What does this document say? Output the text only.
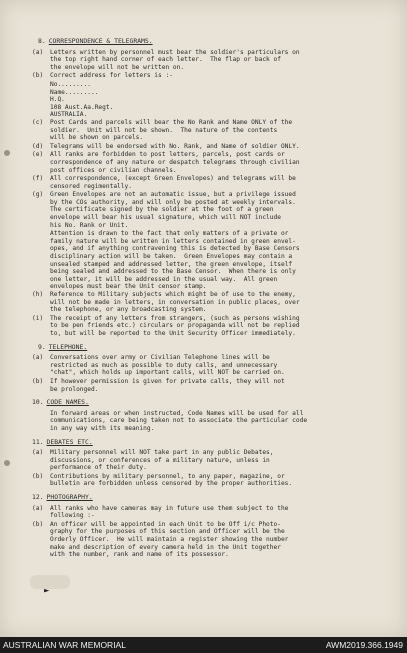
►
8. CORRESPONDENCE & TELEGRAMS.
(a)	Letters written by personnel must bear the soldier's particulars on
the top right hand corner of each letter.  The flap or back of
the envelope will not be written on.
(b)	Correct address for letters is :-
No.........
Name.........
H.Q.
108 Aust.Aa.Regt.
AUSTRALIA.
(c)	Post Cards and parcels will bear the No Rank and Name ONLY of the
soldier.  Unit will not be shown.  The nature of the contents
will be shown on parcels.
(d)	Telegrams will be endorsed with No. Rank, and Name of soldier ONLY.
(e)	All ranks are forbidden to post letters, parcels, post cards or
correspondence of any nature or despatch telegrams through civilian
post offices or civilian channels.
(f)	All correspondence, (except Green Envelopes) and telegrams will be
censored regimentally.
(g)	Green Envelopes are not an automatic issue, but a privilege issued
by the COs authority, and will only be posted at weekly intervals.
The certificate signed by the soldier at the foot of a green
envelope will bear his usual signature, which will NOT include
his No. Rank or Unit.
Attention is drawn to the fact that only matters of a private or
family nature will be written in letters contained in green envel-
opes, and if anything contravening this is detected by Base Censors
disciplinary action will be taken.  Green Envelopes may contain a
unsealed stamped and addressed letter, the green envelope, itself
being sealed and addressed to the Base Censor.  When there is only
one letter, it will be addressed in the usual way.  All green
envelopes must bear the Unit censor stamp.
(h)	Reference to Military subjects which might be of use to the enemy,
will not be made in letters, in conversation in public places, over
the telephone, or any broadcasting system.
(i)	The receipt of any letters from strangers, (such as persons wishing
to be pen friends etc.) circulars or propaganda will not be replied
to, but will be reported to the Unit Security Officer immediately.
9. TELEPHONE.
(a)	Conversations over army or Civilian Telephone lines will be
restricted as much as possible to duty calls, and unnecessary
"chat", which holds up important calls, will NOT be carried on.
(b)	If however permission is given for private calls, they will not
be prolonged.
10. CODE NAMES.
In forward areas or when instructed, Code Names will be used for all
communications, care being taken not to associate the particular code
in any way with its meaning.
11. DEBATES ETC.
(a)	Military personnel will NOT take part in any public Debates,
discussions, or conferences of a military nature, unless in
performance of their duty.
(b)	Contributions by military personnel, to any paper, magazine, or
bulletin are forbidden unless censored by the proper authorities.
12. PHOTOGRAPHY.
(a)	All ranks who have cameras may in future use them subject to the
following :-
(b)	An officer will be appointed in each Unit to be Off i/c Photo-
graphy for the purposes of this section and Officer will be the
Orderly Officer.  He will maintain a register showing the number
make and description of every camera held in the Unit together
with the number, rank and name of its possessor.
AUSTRALIAN WAR MEMORIAL	AWM2019.366.1949
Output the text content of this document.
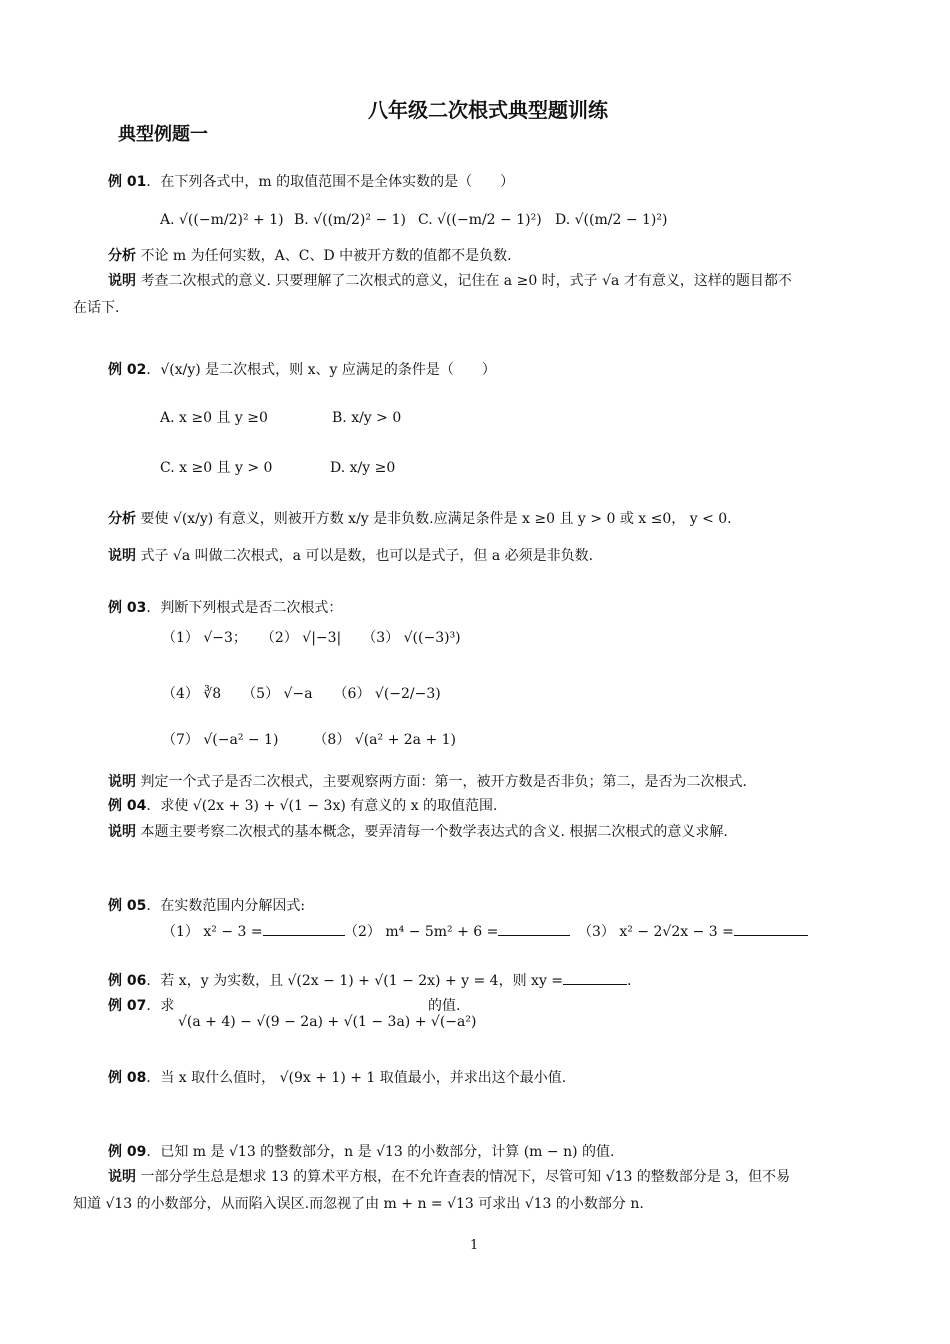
八年级二次根式典型题训练
典型例题一
例 01．在下列各式中，m 的取值范围不是全体实数的是（　　）
A. √((−m/2)² + 1) B. √((m/2)² − 1) C. √((−m/2 − 1)²) D. √((m/2 − 1)²)
分析 不论 m 为任何实数，A、C、D 中被开方数的值都不是负数.
说明 考查二次根式的意义. 只要理解了二次根式的意义，记住在 a ≥0 时，式子 √a 才有意义，这样的题目都不
在话下.
例 02．√(x/y) 是二次根式，则 x、y 应满足的条件是（　　）
A. x ≥0 且 y ≥0	B. x/y > 0
C. x ≥0 且 y > 0	D. x/y ≥0
分析 要使 √(x/y) 有意义，则被开方数 x/y 是非负数.应满足条件是 x ≥0 且 y > 0 或 x ≤0， y < 0.
说明 式子 √a 叫做二次根式，a 可以是数，也可以是式子，但 a 必须是非负数.
例 03．判断下列根式是否二次根式：
（1） √−3；　　（2） √|−3|　　（3） √((−3)³)
（4） ∛8　　（5） √−a　　（6） √(−2/−3)
（7） √(−a² − 1)　　　（8） √(a² + 2a + 1)
说明 判定一个式子是否二次根式，主要观察两方面：第一，被开方数是否非负；第二，是否为二次根式.
例 04．求使 √(2x + 3) + √(1 − 3x) 有意义的 x 的取值范围.
说明 本题主要考察二次根式的基本概念，要弄清每一个数学表达式的含义. 根据二次根式的意义求解.
例 05．在实数范围内分解因式:
（1） x² − 3 =	（2） m⁴ − 5m² + 6 =	（3） x² − 2√2x − 3 =
例 06．若 x，y 为实数，且 √(2x − 1) + √(1 − 2x) + y = 4，则 xy =	.
例 07．求
√(a + 4) − √(9 − 2a) + √(1 − 3a) + √(−a²)
的值.
例 08．当 x 取什么值时， √(9x + 1) + 1 取值最小，并求出这个最小值.
例 09．已知 m 是 √13 的整数部分，n 是 √13 的小数部分，计算 (m − n) 的值.
说明 一部分学生总是想求 13 的算术平方根，在不允许查表的情况下，尽管可知 √13 的整数部分是 3，但不易
知道 √13 的小数部分，从而陷入误区.而忽视了由 m + n = √13 可求出 √13 的小数部分 n.
1
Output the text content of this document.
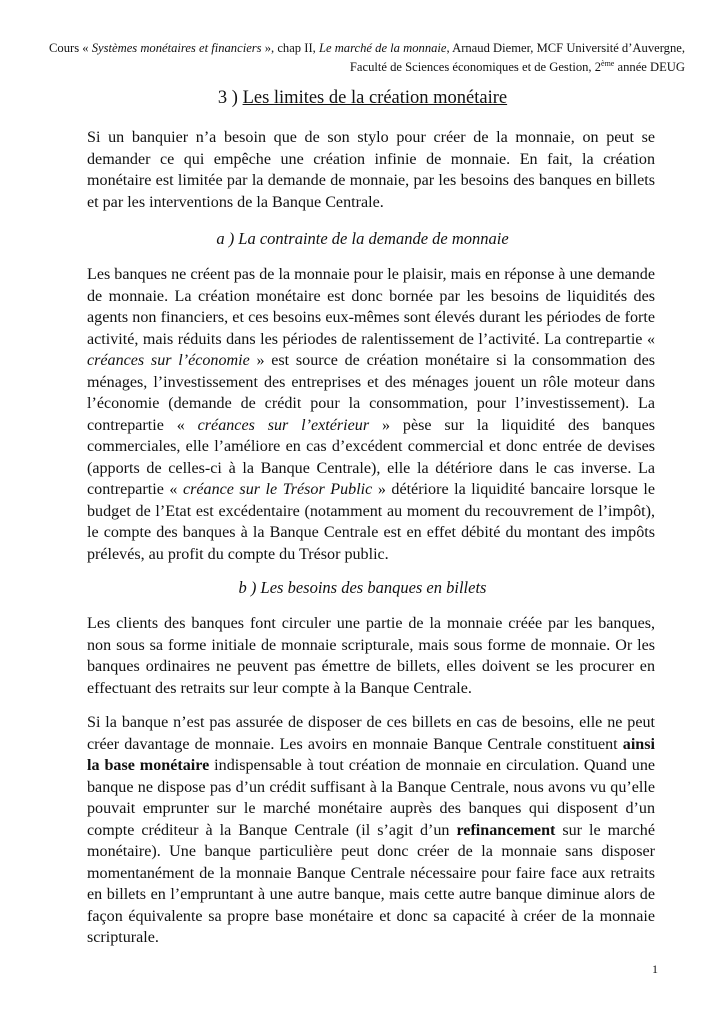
Cours « Systèmes monétaires et financiers », chap II, Le marché de la monnaie, Arnaud Diemer, MCF Université d’Auvergne, Faculté de Sciences économiques et de Gestion, 2ème année DEUG
3 ) Les limites de la création monétaire

Si un banquier n’a besoin que de son stylo pour créer de la monnaie, on peut se demander ce qui empêche une création infinie de monnaie. En fait, la création monétaire est limitée par la demande de monnaie, par les besoins des banques en billets et par les interventions de la Banque Centrale.

a ) La contrainte de la demande de monnaie

Les banques ne créent pas de la monnaie pour le plaisir, mais en réponse à une demande de monnaie. La création monétaire est donc bornée par les besoins de liquidités des agents non financiers, et ces besoins eux-mêmes sont élevés durant les périodes de forte activité, mais réduits dans les périodes de ralentissement de l’activité. La contrepartie « créances sur l’économie » est source de création monétaire si la consommation des ménages, l’investissement des entreprises et des ménages jouent un rôle moteur dans l’économie (demande de crédit pour la consommation, pour l’investissement). La contrepartie « créances sur l’extérieur » pèse sur la liquidité des banques commerciales, elle l’améliore en cas d’excédent commercial et donc entrée de devises (apports de celles-ci à la Banque Centrale), elle la détériore dans le cas inverse. La contrepartie « créance sur le Trésor Public » détériore la liquidité bancaire lorsque le budget de l’Etat est excédentaire (notamment au moment du recouvrement de l’impôt), le compte des banques à la Banque Centrale est en effet débité du montant des impôts prélevés, au profit du compte du Trésor public.

b ) Les besoins des banques en billets

Les clients des banques font circuler une partie de la monnaie créée par les banques, non sous sa forme initiale de monnaie scripturale, mais sous forme de monnaie. Or les banques ordinaires ne peuvent pas émettre de billets, elles doivent se les procurer en effectuant des retraits sur leur compte à la Banque Centrale.

Si la banque n’est pas assurée de disposer de ces billets en cas de besoins, elle ne peut créer davantage de monnaie. Les avoirs en monnaie Banque Centrale constituent ainsi la base monétaire indispensable à tout création de monnaie en circulation. Quand une banque ne dispose pas d’un crédit suffisant à la Banque Centrale, nous avons vu qu’elle pouvait emprunter sur le marché monétaire auprès des banques qui disposent d’un compte créditeur à la Banque Centrale (il s’agit d’un refinancement sur le marché monétaire). Une banque particulière peut donc créer de la monnaie sans disposer momentanément de la monnaie Banque Centrale nécessaire pour faire face aux retraits en billets en l’empruntant à une autre banque, mais cette autre banque diminue alors de façon équivalente sa propre base monétaire et donc sa capacité à créer de la monnaie scripturale.

1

### YOUR TASK
Write out the entries again, exactly as given, skipping any images.

### COMPLETE ANSWER
What does this document say? Output the text only.
►
8. CORRESPONDENCE & TELEGRAMS.
(a)	Letters written by personnel must bear the soldier's particulars on
the top right hand corner of each letter.  The flap or back of
the envelope will not be written on.
(b)	Correct address for letters is :-
No.........
Name.........
H.Q.
108 Aust.Aa.Regt.
AUSTRALIA.
(c)	Post Cards and parcels will bear the No Rank and Name ONLY of the
soldier.  Unit will not be shown.  The nature of the contents
will be shown on parcels.
(d)	Telegrams will be endorsed with No. Rank, and Name of soldier ONLY.
(e)	All ranks are forbidden to post letters, parcels, post cards or
correspondence of any nature or despatch telegrams through civilian
post offices or civilian channels.
(f)	All correspondence, (except Green Envelopes) and telegrams will be
censored regimentally.
(g)	Green Envelopes are not an automatic issue, but a privilege issued
by the COs authority, and will only be posted at weekly intervals.
The certificate signed by the soldier at the foot of a green
envelope will bear his usual signature, which will NOT include
his No. Rank or Unit.
Attention is drawn to the fact that only matters of a private or
family nature will be written in letters contained in green envel-
opes, and if anything contravening this is detected by Base Censors
disciplinary action will be taken.  Green Envelopes may contain a
unsealed stamped and addressed letter, the green envelope, itself
being sealed and addressed to the Base Censor.  When there is only
one letter, it will be addressed in the usual way.  All green
envelopes must bear the Unit censor stamp.
(h)	Reference to Military subjects which might be of use to the enemy,
will not be made in letters, in conversation in public places, over
the telephone, or any broadcasting system.
(i)	The receipt of any letters from strangers, (such as persons wishing
to be pen friends etc.) circulars or propaganda will not be replied
to, but will be reported to the Unit Security Officer immediately.
9. TELEPHONE.
(a)	Conversations over army or Civilian Telephone lines will be
restricted as much as possible to duty calls, and unnecessary
"chat", which holds up important calls, will NOT be carried on.
(b)	If however permission is given for private calls, they will not
be prolonged.
10. CODE NAMES.
In forward areas or when instructed, Code Names will be used for all
communications, care being taken not to associate the particular code
in any way with its meaning.
11. DEBATES ETC.
(a)	Military personnel will NOT take part in any public Debates,
discussions, or conferences of a military nature, unless in
performance of their duty.
(b)	Contributions by military personnel, to any paper, magazine, or
bulletin are forbidden unless censored by the proper authorities.
12. PHOTOGRAPHY.
(a)	All ranks who have cameras may in future use them subject to the
following :-
(b)	An officer will be appointed in each Unit to be Off i/c Photo-
graphy for the purposes of this section and Officer will be the
Orderly Officer.  He will maintain a register showing the number
make and description of every camera held in the Unit together
with the number, rank and name of its possessor.
AUSTRALIAN WAR MEMORIAL	AWM2019.366.1949
Output the text content of this document.
八年级二次根式典型题训练
典型例题一
例 01．在下列各式中，m 的取值范围不是全体实数的是（　　）
A. √((−m/2)² + 1) B. √((m/2)² − 1) C. √((−m/2 − 1)²) D. √((m/2 − 1)²)
分析 不论 m 为任何实数，A、C、D 中被开方数的值都不是负数.
说明 考查二次根式的意义. 只要理解了二次根式的意义，记住在 a ≥0 时，式子 √a 才有意义，这样的题目都不
在话下.
例 02．√(x/y) 是二次根式，则 x、y 应满足的条件是（　　）
A. x ≥0 且 y ≥0	B. x/y > 0
C. x ≥0 且 y > 0	D. x/y ≥0
分析 要使 √(x/y) 有意义，则被开方数 x/y 是非负数.应满足条件是 x ≥0 且 y > 0 或 x ≤0， y < 0.
说明 式子 √a 叫做二次根式，a 可以是数，也可以是式子，但 a 必须是非负数.
例 03．判断下列根式是否二次根式：
（1） √−3；　　（2） √|−3|　　（3） √((−3)³)
（4） ∛8　　（5） √−a　　（6） √(−2/−3)
（7） √(−a² − 1)　　　（8） √(a² + 2a + 1)
说明 判定一个式子是否二次根式，主要观察两方面：第一，被开方数是否非负；第二，是否为二次根式.
例 04．求使 √(2x + 3) + √(1 − 3x) 有意义的 x 的取值范围.
说明 本题主要考察二次根式的基本概念，要弄清每一个数学表达式的含义. 根据二次根式的意义求解.
例 05．在实数范围内分解因式:
（1） x² − 3 =	（2） m⁴ − 5m² + 6 =	（3） x² − 2√2x − 3 =
例 06．若 x，y 为实数，且 √(2x − 1) + √(1 − 2x) + y = 4，则 xy =	.
例 07．求
√(a + 4) − √(9 − 2a) + √(1 − 3a) + √(−a²)
的值.
例 08．当 x 取什么值时， √(9x + 1) + 1 取值最小，并求出这个最小值.
例 09．已知 m 是 √13 的整数部分，n 是 √13 的小数部分，计算 (m − n) 的值.
说明 一部分学生总是想求 13 的算术平方根，在不允许查表的情况下，尽管可知 √13 的整数部分是 3，但不易
知道 √13 的小数部分，从而陷入误区.而忽视了由 m + n = √13 可求出 √13 的小数部分 n.
1
Output the text content of this document.
Cours « Systèmes monétaires et financiers », chap II, Le marché de la monnaie, Arnaud Diemer, MCF Université d’Auvergne, Faculté de Sciences économiques et de Gestion, 2ème année DEUG
3 ) Les limites de la création monétaire

Si un banquier n’a besoin que de son stylo pour créer de la monnaie, on peut se demander ce qui empêche une création infinie de monnaie. En fait, la création monétaire est limitée par la demande de monnaie, par les besoins des banques en billets et par les interventions de la Banque Centrale.

a ) La contrainte de la demande de monnaie

Les banques ne créent pas de la monnaie pour le plaisir, mais en réponse à une demande de monnaie. La création monétaire est donc bornée par les besoins de liquidités des agents non financiers, et ces besoins eux-mêmes sont élevés durant les périodes de forte activité, mais réduits dans les périodes de ralentissement de l’activité. La contrepartie « créances sur l’économie » est source de création monétaire si la consommation des ménages, l’investissement des entreprises et des ménages jouent un rôle moteur dans l’économie (demande de crédit pour la consommation, pour l’investissement). La contrepartie « créances sur l’extérieur » pèse sur la liquidité des banques commerciales, elle l’améliore en cas d’excédent commercial et donc entrée de devises (apports de celles-ci à la Banque Centrale), elle la détériore dans le cas inverse. La contrepartie « créance sur le Trésor Public » détériore la liquidité bancaire lorsque le budget de l’Etat est excédentaire (notamment au moment du recouvrement de l’impôt), le compte des banques à la Banque Centrale est en effet débité du montant des impôts prélevés, au profit du compte du Trésor public.

b ) Les besoins des banques en billets

Les clients des banques font circuler une partie de la monnaie créée par les banques, non sous sa forme initiale de monnaie scripturale, mais sous forme de monnaie. Or les banques ordinaires ne peuvent pas émettre de billets, elles doivent se les procurer en effectuant des retraits sur leur compte à la Banque Centrale.

Si la banque n’est pas assurée de disposer de ces billets en cas de besoins, elle ne peut créer davantage de monnaie. Les avoirs en monnaie Banque Centrale constituent ainsi la base monétaire indispensable à tout création de monnaie en circulation. Quand une banque ne dispose pas d’un crédit suffisant à la Banque Centrale, nous avons vu qu’elle pouvait emprunter sur le marché monétaire auprès des banques qui disposent d’un compte créditeur à la Banque Centrale (il s’agit d’un refinancement sur le marché monétaire). Une banque particulière peut donc créer de la monnaie sans disposer momentanément de la monnaie Banque Centrale nécessaire pour faire face aux retraits en billets en l’empruntant à une autre banque, mais cette autre banque diminue alors de façon équivalente sa propre base monétaire et donc sa capacité à créer de la monnaie scripturale.

1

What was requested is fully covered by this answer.